Rusza „Halo tu Polsat”

Miszczak: będziemy rozpychać się na rynku

Ekipa "Halo tu Polsat"

W piątek o 8.00 rusza nowy program śniadaniowy “Halo tu Polsat”, który nadawany będzie w Polsacie trzy razy w tygodniu. Magazyn poprowadzą trzy duety gospodarzy – Nasze pary mają za sobą doskonałe doświadczenie we wspólnym prowadzeniu programów. Bardzo doświadczony jest też skład produkcyjny – mówi Wirtualnemedia.pl Edward Miszczak, członek zarządu i dyrektor programowy Telewizji Polsat.

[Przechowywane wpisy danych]
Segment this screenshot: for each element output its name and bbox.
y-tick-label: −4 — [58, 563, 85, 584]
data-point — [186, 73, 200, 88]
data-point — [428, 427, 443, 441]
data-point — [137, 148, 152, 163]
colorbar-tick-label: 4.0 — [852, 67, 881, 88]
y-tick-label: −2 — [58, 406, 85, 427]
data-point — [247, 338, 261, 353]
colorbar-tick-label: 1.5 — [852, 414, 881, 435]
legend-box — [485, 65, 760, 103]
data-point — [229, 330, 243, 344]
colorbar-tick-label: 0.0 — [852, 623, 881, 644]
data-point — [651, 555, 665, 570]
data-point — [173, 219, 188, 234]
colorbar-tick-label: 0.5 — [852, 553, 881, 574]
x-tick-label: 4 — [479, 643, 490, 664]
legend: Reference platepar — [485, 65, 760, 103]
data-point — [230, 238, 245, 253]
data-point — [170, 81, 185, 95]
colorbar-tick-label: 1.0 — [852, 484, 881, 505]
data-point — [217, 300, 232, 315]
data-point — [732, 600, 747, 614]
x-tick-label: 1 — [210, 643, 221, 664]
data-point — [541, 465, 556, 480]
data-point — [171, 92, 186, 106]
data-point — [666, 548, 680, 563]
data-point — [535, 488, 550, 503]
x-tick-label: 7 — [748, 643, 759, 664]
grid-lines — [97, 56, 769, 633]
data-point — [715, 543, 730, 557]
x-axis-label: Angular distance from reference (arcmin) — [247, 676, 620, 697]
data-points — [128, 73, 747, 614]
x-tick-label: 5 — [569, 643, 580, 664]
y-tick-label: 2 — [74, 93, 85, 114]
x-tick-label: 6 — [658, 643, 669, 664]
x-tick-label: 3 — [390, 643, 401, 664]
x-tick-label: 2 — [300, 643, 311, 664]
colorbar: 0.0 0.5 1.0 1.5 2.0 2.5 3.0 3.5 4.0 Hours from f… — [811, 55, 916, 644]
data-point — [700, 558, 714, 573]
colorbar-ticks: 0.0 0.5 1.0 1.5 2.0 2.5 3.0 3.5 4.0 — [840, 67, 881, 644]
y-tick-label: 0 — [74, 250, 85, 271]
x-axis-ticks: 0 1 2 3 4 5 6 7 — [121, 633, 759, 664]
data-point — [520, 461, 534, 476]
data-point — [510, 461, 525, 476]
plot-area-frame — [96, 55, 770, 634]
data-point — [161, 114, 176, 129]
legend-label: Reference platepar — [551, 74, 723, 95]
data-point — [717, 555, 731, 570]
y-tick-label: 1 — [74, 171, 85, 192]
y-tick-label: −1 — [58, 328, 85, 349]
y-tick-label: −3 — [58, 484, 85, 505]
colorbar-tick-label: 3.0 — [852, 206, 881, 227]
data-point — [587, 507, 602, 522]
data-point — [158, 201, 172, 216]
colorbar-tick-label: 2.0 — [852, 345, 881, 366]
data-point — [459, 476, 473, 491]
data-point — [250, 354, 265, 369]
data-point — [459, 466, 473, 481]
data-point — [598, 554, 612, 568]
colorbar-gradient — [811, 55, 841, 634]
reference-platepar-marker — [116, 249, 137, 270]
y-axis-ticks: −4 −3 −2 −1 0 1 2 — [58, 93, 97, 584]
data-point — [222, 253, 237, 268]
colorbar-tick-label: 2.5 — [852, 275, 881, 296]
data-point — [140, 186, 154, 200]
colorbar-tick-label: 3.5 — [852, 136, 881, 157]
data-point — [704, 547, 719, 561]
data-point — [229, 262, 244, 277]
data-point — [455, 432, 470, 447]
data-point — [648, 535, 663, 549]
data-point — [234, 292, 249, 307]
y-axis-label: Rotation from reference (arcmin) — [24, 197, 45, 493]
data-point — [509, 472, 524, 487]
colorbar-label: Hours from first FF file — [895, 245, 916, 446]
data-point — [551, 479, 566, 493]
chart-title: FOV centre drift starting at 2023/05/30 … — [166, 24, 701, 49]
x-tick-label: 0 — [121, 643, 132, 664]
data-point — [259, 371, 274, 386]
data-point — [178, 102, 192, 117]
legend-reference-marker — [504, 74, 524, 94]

ZADANIE OBOWIĄZKOWE 1 → W artykule o programie „Halo tu Polsat” zamień „piątek” na „poniedziałek” w odcinku od „Miszczak: będziemy rozpychać” aż po „programowy Telewizji Polsat.”, a potem podaj cały ten odcinek.
ZADANIE OBOWIĄZKOWE 2 →
Odpowiedz na pytania do artykułu o programie „Halo tu Polsat”:
(a) O której godzinie rusza program?
(b) Ile razy w tygodniu będzie nadawany?
(c) Jakie funkcje pełni Edward Miszczak w Telewizji Polsat?
ZADANIE OBOWIĄZKOWE 3 → Dopisz dalszy ciąg artykułu o programie „Halo tu Polsat”, zaczynając od miejsca po jego ostatnim zdaniu.

ODPOWIEDŹ DO ĆWICZENIA 1 →
Miszczak: będziemy rozpychać się na rynku

Ekipa "Halo tu Polsat"

W poniedziałek o 8.00 rusza nowy program śniadaniowy “Halo tu Polsat”, który nadawany będzie w Polsacie trzy razy w tygodniu. Magazyn poprowadzą trzy duety gospodarzy – Nasze pary mają za sobą doskonałe doświadczenie we wspólnym prowadzeniu programów. Bardzo doświadczony jest też skład produkcyjny – mówi Wirtualnemedia.pl Edward Miszczak, członek zarządu i dyrektor programowy Telewizji Polsat.

ODPOWIEDŹ DO ĆWICZENIA 2 →
(a) O 8.00.
(b) Trzy razy w tygodniu.
(c) Jest członkiem zarządu i dyrektorem programowym.

ODPOWIEDŹ DO ĆWICZENIA 3 →
Magazyn „Halo tu Polsat” emitowany będzie od piątku do niedzieli od 8.00 do 11.00. Konkurować będzie z “Dzień dobry TVN”, w którym w różne role od nowego sezonu wcielają się gwiazdy – w tym tygodniu Adam Małysz i z “Pytaniem na śniadanie”, które zyska wkrótce nowe studio i czołówkę. Oba te programy istnieją od wielu lat i są emitowane codziennie.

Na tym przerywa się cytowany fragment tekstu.